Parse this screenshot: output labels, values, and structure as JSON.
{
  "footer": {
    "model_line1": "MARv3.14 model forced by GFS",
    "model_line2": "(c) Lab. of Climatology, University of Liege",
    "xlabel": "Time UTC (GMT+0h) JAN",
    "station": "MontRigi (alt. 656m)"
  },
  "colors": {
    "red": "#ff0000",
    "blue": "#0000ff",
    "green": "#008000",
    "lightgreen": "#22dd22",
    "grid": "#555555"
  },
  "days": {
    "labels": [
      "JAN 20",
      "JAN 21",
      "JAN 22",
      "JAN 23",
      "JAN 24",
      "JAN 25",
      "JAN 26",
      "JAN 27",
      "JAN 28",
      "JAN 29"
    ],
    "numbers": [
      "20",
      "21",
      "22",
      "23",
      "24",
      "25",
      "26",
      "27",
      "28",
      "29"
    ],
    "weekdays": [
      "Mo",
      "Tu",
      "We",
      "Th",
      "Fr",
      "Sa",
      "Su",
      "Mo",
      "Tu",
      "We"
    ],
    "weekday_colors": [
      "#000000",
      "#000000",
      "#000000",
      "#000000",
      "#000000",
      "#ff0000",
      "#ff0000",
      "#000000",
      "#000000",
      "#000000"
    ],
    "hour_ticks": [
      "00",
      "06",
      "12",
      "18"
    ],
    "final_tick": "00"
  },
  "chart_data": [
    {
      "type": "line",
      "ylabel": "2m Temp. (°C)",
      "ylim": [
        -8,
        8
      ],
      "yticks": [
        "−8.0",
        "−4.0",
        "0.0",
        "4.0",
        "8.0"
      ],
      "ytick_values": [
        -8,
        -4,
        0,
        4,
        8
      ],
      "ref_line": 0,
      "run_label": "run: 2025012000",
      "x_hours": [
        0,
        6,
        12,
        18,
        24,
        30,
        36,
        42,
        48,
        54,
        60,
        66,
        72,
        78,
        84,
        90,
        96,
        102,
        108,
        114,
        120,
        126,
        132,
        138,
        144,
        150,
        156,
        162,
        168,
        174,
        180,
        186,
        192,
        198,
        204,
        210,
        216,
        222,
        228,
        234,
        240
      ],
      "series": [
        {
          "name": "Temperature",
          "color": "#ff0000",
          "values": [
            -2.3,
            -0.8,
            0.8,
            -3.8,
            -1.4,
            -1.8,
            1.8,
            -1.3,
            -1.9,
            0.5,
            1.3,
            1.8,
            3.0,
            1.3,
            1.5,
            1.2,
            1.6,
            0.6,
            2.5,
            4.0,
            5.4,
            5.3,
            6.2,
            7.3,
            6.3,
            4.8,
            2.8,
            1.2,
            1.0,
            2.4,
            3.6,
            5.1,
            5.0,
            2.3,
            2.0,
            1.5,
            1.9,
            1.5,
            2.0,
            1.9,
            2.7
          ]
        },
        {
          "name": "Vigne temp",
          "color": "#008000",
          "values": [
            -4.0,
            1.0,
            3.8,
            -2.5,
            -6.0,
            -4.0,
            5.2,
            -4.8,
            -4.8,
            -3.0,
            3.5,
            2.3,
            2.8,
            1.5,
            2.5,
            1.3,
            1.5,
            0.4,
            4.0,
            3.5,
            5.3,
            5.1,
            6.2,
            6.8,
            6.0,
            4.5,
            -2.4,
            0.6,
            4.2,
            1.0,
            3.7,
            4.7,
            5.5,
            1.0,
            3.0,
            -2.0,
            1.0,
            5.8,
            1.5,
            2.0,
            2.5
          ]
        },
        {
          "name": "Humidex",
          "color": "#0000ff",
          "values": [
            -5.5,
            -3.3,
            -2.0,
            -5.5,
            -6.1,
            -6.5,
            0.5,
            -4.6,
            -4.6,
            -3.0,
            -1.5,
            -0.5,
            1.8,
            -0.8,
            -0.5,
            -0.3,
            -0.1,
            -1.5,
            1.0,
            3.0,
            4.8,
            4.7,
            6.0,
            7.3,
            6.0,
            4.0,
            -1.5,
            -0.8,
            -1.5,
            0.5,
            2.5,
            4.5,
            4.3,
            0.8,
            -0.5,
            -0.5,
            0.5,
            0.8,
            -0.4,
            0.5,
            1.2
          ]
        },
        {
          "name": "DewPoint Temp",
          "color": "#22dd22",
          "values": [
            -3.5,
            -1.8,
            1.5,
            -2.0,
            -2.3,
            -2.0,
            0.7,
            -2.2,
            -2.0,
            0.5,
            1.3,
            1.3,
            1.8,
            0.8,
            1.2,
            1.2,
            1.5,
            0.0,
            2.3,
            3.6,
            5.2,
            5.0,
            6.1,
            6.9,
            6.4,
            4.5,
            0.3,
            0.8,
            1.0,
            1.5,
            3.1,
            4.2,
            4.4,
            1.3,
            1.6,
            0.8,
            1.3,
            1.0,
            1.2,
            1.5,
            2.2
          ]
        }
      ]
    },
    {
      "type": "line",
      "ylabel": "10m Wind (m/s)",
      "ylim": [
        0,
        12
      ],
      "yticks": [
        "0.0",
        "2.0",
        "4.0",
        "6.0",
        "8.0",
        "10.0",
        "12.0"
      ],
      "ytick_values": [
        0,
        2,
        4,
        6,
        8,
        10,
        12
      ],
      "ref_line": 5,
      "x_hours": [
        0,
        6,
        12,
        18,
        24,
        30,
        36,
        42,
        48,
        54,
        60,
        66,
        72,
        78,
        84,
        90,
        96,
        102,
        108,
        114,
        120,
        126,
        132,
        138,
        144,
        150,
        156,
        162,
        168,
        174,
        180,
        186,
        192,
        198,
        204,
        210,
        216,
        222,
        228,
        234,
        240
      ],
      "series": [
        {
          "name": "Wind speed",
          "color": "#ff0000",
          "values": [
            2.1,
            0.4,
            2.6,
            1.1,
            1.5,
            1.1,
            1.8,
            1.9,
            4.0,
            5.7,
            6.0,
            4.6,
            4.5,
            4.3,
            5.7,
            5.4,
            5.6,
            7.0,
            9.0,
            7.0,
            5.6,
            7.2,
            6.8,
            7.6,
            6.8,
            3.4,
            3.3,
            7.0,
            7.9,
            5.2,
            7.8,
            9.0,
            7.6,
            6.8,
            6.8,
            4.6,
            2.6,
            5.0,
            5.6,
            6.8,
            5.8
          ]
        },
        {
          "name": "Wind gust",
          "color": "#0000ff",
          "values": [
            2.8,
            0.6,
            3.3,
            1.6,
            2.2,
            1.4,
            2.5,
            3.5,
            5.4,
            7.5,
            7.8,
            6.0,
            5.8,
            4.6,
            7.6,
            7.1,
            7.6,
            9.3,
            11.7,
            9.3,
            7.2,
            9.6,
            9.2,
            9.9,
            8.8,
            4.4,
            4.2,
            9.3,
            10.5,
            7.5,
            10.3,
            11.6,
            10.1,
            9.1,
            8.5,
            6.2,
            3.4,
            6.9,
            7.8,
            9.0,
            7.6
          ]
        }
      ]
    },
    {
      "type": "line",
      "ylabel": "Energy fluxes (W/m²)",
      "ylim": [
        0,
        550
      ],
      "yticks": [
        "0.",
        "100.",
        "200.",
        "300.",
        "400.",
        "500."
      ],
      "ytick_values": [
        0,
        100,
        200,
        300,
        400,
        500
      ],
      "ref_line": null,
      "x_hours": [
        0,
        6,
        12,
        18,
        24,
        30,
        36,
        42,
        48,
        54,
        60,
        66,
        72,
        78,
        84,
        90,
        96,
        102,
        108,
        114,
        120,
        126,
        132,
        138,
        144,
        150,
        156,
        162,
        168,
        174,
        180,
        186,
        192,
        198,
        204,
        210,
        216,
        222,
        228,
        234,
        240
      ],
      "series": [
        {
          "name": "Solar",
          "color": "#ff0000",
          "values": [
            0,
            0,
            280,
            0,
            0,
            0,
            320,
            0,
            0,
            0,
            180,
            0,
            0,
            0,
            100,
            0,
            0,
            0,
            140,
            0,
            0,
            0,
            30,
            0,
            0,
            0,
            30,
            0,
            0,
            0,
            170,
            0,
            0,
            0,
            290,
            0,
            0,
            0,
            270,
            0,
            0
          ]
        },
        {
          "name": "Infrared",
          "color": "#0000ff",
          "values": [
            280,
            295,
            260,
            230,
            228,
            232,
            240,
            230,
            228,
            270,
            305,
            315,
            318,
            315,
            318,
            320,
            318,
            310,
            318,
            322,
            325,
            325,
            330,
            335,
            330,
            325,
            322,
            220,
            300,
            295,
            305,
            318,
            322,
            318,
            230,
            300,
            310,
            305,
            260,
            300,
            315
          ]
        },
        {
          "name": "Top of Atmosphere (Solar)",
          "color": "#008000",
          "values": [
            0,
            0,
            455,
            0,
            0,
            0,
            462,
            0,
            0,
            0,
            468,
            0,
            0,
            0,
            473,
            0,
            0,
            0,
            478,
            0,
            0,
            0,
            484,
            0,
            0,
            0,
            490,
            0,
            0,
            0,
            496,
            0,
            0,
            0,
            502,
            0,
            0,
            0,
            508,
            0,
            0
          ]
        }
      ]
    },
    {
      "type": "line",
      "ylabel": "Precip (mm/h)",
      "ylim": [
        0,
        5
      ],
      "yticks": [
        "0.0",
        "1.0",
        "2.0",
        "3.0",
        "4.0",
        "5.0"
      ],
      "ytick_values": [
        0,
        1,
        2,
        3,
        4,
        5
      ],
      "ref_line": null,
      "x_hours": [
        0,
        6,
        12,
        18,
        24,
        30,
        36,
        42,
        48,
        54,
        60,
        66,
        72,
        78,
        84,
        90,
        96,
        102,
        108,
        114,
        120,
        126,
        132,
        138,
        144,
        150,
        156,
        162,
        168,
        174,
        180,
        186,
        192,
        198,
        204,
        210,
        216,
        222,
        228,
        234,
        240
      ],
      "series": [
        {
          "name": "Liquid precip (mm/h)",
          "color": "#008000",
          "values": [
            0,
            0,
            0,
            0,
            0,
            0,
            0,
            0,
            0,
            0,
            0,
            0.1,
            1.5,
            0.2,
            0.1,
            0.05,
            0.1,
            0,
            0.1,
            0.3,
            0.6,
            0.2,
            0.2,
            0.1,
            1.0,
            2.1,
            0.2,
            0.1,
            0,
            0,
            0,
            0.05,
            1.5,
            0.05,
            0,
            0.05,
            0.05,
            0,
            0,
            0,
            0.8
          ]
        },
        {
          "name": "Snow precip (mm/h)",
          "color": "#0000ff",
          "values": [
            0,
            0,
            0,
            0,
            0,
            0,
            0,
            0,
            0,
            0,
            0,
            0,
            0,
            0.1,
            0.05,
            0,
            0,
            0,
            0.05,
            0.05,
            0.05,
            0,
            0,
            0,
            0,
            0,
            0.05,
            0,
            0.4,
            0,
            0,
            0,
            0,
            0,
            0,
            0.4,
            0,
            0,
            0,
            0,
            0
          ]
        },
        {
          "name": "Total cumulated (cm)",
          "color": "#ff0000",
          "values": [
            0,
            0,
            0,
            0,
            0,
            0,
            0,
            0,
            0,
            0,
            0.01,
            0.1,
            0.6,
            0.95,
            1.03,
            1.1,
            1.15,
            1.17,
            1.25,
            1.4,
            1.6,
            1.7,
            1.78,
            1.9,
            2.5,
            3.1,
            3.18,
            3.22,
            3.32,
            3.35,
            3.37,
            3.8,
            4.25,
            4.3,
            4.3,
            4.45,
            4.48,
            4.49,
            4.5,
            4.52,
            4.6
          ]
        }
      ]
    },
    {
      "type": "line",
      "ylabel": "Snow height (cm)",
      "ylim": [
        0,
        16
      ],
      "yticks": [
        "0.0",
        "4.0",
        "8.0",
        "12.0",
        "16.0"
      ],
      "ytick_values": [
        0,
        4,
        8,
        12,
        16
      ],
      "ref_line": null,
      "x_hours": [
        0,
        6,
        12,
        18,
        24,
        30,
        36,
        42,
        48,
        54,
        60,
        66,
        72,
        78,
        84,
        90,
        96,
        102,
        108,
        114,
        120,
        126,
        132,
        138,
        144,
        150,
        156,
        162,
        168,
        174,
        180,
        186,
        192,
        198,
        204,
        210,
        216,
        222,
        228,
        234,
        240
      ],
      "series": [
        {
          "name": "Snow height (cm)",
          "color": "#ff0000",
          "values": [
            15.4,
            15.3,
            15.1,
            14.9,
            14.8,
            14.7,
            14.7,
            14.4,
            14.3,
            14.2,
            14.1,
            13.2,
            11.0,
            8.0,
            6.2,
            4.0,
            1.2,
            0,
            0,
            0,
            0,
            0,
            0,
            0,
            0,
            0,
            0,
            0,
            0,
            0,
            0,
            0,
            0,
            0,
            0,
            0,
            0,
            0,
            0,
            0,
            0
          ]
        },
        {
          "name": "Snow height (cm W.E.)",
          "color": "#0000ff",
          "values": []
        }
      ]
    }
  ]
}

§ **Given request**
Find the word "Solar" and list each line it appears in.

§ **Task solution**
          "name": "Solar",
          "name": "Top of Atmosphere (Solar)",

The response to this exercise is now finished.